**WRITTEN EXERCISE**: Below you will find a set of lines. Repeat them all exactly.

**AVAILABLE RECORDS**:
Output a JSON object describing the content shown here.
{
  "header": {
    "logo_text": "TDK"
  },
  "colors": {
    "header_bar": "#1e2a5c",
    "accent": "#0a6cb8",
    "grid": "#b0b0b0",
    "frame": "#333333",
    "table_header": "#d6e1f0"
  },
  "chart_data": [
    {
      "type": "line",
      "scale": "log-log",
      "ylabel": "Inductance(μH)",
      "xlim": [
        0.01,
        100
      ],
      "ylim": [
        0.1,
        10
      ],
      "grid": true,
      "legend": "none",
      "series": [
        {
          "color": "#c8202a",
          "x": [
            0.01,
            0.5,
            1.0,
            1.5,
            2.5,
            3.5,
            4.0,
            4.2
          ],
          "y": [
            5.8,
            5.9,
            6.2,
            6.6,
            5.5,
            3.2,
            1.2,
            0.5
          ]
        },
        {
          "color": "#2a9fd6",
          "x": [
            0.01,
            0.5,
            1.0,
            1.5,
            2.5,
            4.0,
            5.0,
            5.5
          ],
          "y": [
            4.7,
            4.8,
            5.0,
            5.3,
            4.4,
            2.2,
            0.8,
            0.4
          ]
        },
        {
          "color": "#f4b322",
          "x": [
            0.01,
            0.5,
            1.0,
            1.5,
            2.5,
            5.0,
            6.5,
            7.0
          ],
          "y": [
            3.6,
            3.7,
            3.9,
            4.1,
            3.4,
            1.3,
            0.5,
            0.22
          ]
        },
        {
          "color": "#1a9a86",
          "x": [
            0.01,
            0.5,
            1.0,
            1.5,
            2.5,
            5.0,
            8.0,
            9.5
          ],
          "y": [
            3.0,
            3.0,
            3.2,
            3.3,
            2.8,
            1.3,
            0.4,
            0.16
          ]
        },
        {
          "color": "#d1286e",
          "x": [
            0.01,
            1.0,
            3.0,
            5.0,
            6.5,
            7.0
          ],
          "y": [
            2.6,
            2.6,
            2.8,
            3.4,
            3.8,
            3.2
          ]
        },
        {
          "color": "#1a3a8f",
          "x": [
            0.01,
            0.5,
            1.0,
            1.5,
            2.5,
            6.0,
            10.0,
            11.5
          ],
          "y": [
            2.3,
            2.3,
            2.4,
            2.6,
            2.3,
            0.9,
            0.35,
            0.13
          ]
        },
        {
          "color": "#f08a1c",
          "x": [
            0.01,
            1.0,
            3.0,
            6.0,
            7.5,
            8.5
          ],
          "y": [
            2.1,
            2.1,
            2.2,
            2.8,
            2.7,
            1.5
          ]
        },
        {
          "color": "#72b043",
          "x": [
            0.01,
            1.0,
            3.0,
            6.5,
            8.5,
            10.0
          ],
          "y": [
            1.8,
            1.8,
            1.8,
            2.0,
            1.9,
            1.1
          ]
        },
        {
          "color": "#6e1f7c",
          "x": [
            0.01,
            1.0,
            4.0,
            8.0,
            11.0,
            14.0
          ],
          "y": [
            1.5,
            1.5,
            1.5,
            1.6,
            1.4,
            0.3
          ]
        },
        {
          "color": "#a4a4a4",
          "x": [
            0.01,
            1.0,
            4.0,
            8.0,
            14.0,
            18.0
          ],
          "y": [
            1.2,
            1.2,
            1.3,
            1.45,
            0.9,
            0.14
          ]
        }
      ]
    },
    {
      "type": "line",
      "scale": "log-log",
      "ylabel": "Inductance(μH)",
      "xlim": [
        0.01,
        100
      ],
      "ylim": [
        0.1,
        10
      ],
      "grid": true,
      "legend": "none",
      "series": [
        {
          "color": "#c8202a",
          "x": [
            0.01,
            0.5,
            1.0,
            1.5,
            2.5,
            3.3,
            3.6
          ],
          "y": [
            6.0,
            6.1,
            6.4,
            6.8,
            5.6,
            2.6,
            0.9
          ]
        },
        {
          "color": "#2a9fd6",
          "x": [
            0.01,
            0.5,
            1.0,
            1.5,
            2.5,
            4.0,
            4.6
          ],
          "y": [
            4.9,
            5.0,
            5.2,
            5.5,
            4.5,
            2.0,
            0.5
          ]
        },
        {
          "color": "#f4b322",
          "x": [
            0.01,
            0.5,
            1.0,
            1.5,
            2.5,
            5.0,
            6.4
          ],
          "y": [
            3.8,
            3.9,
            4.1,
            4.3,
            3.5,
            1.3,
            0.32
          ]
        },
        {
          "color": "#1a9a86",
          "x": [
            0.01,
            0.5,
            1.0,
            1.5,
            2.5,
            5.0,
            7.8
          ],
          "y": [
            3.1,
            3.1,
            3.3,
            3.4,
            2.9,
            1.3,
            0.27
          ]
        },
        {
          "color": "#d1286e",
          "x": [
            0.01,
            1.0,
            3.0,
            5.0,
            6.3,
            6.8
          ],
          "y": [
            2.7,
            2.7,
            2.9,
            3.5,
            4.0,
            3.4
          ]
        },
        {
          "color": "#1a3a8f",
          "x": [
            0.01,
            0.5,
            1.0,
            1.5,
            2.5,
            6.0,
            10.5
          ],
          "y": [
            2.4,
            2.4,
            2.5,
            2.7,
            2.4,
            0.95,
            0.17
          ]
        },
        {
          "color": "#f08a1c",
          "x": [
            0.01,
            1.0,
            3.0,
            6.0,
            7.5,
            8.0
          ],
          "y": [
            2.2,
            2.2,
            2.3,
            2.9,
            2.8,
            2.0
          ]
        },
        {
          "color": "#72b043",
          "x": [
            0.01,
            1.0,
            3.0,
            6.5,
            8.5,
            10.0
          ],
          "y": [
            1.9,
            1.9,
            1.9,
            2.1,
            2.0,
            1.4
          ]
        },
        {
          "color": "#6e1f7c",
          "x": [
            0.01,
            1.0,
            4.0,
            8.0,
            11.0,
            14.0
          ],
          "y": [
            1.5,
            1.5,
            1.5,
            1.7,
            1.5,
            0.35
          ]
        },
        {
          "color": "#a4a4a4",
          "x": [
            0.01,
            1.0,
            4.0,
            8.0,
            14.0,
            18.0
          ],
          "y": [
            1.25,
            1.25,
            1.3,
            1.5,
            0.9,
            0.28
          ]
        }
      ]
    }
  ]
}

**RESPONSE TO THIS EXERCISE**:
Output a JSON object describing the content shown here.
{
  "header": {
    "logo_text": "TDK"
  },
  "colors": {
    "header_bar": "#1e2a5c",
    "accent": "#0a6cb8",
    "grid": "#b0b0b0",
    "frame": "#333333",
    "table_header": "#d6e1f0"
  },
  "chart_data": [
    {
      "type": "line",
      "scale": "log-log",
      "ylabel": "Inductance(μH)",
      "xlim": [
        0.01,
        100
      ],
      "ylim": [
        0.1,
        10
      ],
      "grid": true,
      "legend": "none",
      "series": [
        {
          "color": "#c8202a",
          "x": [
            0.01,
            0.5,
            1.0,
            1.5,
            2.5,
            3.5,
            4.0,
            4.2
          ],
          "y": [
            5.8,
            5.9,
            6.2,
            6.6,
            5.5,
            3.2,
            1.2,
            0.5
          ]
        },
        {
          "color": "#2a9fd6",
          "x": [
            0.01,
            0.5,
            1.0,
            1.5,
            2.5,
            4.0,
            5.0,
            5.5
          ],
          "y": [
            4.7,
            4.8,
            5.0,
            5.3,
            4.4,
            2.2,
            0.8,
            0.4
          ]
        },
        {
          "color": "#f4b322",
          "x": [
            0.01,
            0.5,
            1.0,
            1.5,
            2.5,
            5.0,
            6.5,
            7.0
          ],
          "y": [
            3.6,
            3.7,
            3.9,
            4.1,
            3.4,
            1.3,
            0.5,
            0.22
          ]
        },
        {
          "color": "#1a9a86",
          "x": [
            0.01,
            0.5,
            1.0,
            1.5,
            2.5,
            5.0,
            8.0,
            9.5
          ],
          "y": [
            3.0,
            3.0,
            3.2,
            3.3,
            2.8,
            1.3,
            0.4,
            0.16
          ]
        },
        {
          "color": "#d1286e",
          "x": [
            0.01,
            1.0,
            3.0,
            5.0,
            6.5,
            7.0
          ],
          "y": [
            2.6,
            2.6,
            2.8,
            3.4,
            3.8,
            3.2
          ]
        },
        {
          "color": "#1a3a8f",
          "x": [
            0.01,
            0.5,
            1.0,
            1.5,
            2.5,
            6.0,
            10.0,
            11.5
          ],
          "y": [
            2.3,
            2.3,
            2.4,
            2.6,
            2.3,
            0.9,
            0.35,
            0.13
          ]
        },
        {
          "color": "#f08a1c",
          "x": [
            0.01,
            1.0,
            3.0,
            6.0,
            7.5,
            8.5
          ],
          "y": [
            2.1,
            2.1,
            2.2,
            2.8,
            2.7,
            1.5
          ]
        },
        {
          "color": "#72b043",
          "x": [
            0.01,
            1.0,
            3.0,
            6.5,
            8.5,
            10.0
          ],
          "y": [
            1.8,
            1.8,
            1.8,
            2.0,
            1.9,
            1.1
          ]
        },
        {
          "color": "#6e1f7c",
          "x": [
            0.01,
            1.0,
            4.0,
            8.0,
            11.0,
            14.0
          ],
          "y": [
            1.5,
            1.5,
            1.5,
            1.6,
            1.4,
            0.3
          ]
        },
        {
          "color": "#a4a4a4",
          "x": [
            0.01,
            1.0,
            4.0,
            8.0,
            14.0,
            18.0
          ],
          "y": [
            1.2,
            1.2,
            1.3,
            1.45,
            0.9,
            0.14
          ]
        }
      ]
    },
    {
      "type": "line",
      "scale": "log-log",
      "ylabel": "Inductance(μH)",
      "xlim": [
        0.01,
        100
      ],
      "ylim": [
        0.1,
        10
      ],
      "grid": true,
      "legend": "none",
      "series": [
        {
          "color": "#c8202a",
          "x": [
            0.01,
            0.5,
            1.0,
            1.5,
            2.5,
            3.3,
            3.6
          ],
          "y": [
            6.0,
            6.1,
            6.4,
            6.8,
            5.6,
            2.6,
            0.9
          ]
        },
        {
          "color": "#2a9fd6",
          "x": [
            0.01,
            0.5,
            1.0,
            1.5,
            2.5,
            4.0,
            4.6
          ],
          "y": [
            4.9,
            5.0,
            5.2,
            5.5,
            4.5,
            2.0,
            0.5
          ]
        },
        {
          "color": "#f4b322",
          "x": [
            0.01,
            0.5,
            1.0,
            1.5,
            2.5,
            5.0,
            6.4
          ],
          "y": [
            3.8,
            3.9,
            4.1,
            4.3,
            3.5,
            1.3,
            0.32
          ]
        },
        {
          "color": "#1a9a86",
          "x": [
            0.01,
            0.5,
            1.0,
            1.5,
            2.5,
            5.0,
            7.8
          ],
          "y": [
            3.1,
            3.1,
            3.3,
            3.4,
            2.9,
            1.3,
            0.27
          ]
        },
        {
          "color": "#d1286e",
          "x": [
            0.01,
            1.0,
            3.0,
            5.0,
            6.3,
            6.8
          ],
          "y": [
            2.7,
            2.7,
            2.9,
            3.5,
            4.0,
            3.4
          ]
        },
        {
          "color": "#1a3a8f",
          "x": [
            0.01,
            0.5,
            1.0,
            1.5,
            2.5,
            6.0,
            10.5
          ],
          "y": [
            2.4,
            2.4,
            2.5,
            2.7,
            2.4,
            0.95,
            0.17
          ]
        },
        {
          "color": "#f08a1c",
          "x": [
            0.01,
            1.0,
            3.0,
            6.0,
            7.5,
            8.0
          ],
          "y": [
            2.2,
            2.2,
            2.3,
            2.9,
            2.8,
            2.0
          ]
        },
        {
          "color": "#72b043",
          "x": [
            0.01,
            1.0,
            3.0,
            6.5,
            8.5,
            10.0
          ],
          "y": [
            1.9,
            1.9,
            1.9,
            2.1,
            2.0,
            1.4
          ]
        },
        {
          "color": "#6e1f7c",
          "x": [
            0.01,
            1.0,
            4.0,
            8.0,
            11.0,
            14.0
          ],
          "y": [
            1.5,
            1.5,
            1.5,
            1.7,
            1.5,
            0.35
          ]
        },
        {
          "color": "#a4a4a4",
          "x": [
            0.01,
            1.0,
            4.0,
            8.0,
            14.0,
            18.0
          ],
          "y": [
            1.25,
            1.25,
            1.3,
            1.5,
            0.9,
            0.28
          ]
        }
      ]
    }
  ]
}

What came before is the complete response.